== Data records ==
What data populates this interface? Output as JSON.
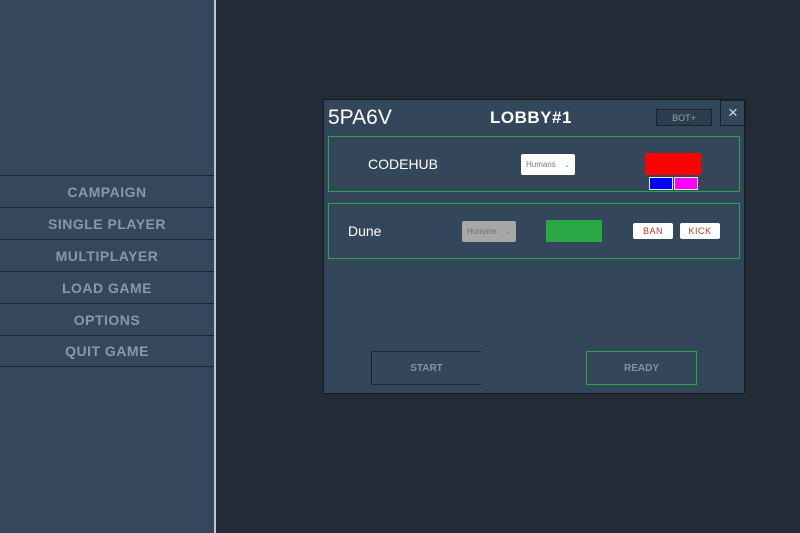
{
  "menu": {
    "items": [
      {
        "label": "CAMPAIGN"
      },
      {
        "label": "SINGLE PLAYER"
      },
      {
        "label": "MULTIPLAYER"
      },
      {
        "label": "LOAD GAME"
      },
      {
        "label": "OPTIONS"
      },
      {
        "label": "QUIT GAME"
      }
    ]
  },
  "lobby": {
    "code": "5PA6V",
    "title": "LOBBY#1",
    "bot_button": "BOT+",
    "close_icon": "×",
    "players": [
      {
        "name": "CODEHUB",
        "faction": "Humans",
        "color": "#ff0000",
        "color_options": [
          "#0000ff",
          "#ff00ff"
        ]
      },
      {
        "name": "Dune",
        "faction": "Humans",
        "color": "#28a745",
        "ban_label": "BAN",
        "kick_label": "KICK"
      }
    ],
    "start_label": "START",
    "ready_label": "READY"
  },
  "colors": {
    "background": "#222b36",
    "sidebar": "#34475b",
    "modal": "#33465a",
    "accent_green": "#28a745",
    "danger_text": "#c0392b"
  }
}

== Given problem ==
Return each line exactly as written. Any picture gets left out.

== Response to the task ==
What data populates this interface? Output as JSON.
{
  "menu": {
    "items": [
      {
        "label": "CAMPAIGN"
      },
      {
        "label": "SINGLE PLAYER"
      },
      {
        "label": "MULTIPLAYER"
      },
      {
        "label": "LOAD GAME"
      },
      {
        "label": "OPTIONS"
      },
      {
        "label": "QUIT GAME"
      }
    ]
  },
  "lobby": {
    "code": "5PA6V",
    "title": "LOBBY#1",
    "bot_button": "BOT+",
    "close_icon": "×",
    "players": [
      {
        "name": "CODEHUB",
        "faction": "Humans",
        "color": "#ff0000",
        "color_options": [
          "#0000ff",
          "#ff00ff"
        ]
      },
      {
        "name": "Dune",
        "faction": "Humans",
        "color": "#28a745",
        "ban_label": "BAN",
        "kick_label": "KICK"
      }
    ],
    "start_label": "START",
    "ready_label": "READY"
  },
  "colors": {
    "background": "#222b36",
    "sidebar": "#34475b",
    "modal": "#33465a",
    "accent_green": "#28a745",
    "danger_text": "#c0392b"
  }
}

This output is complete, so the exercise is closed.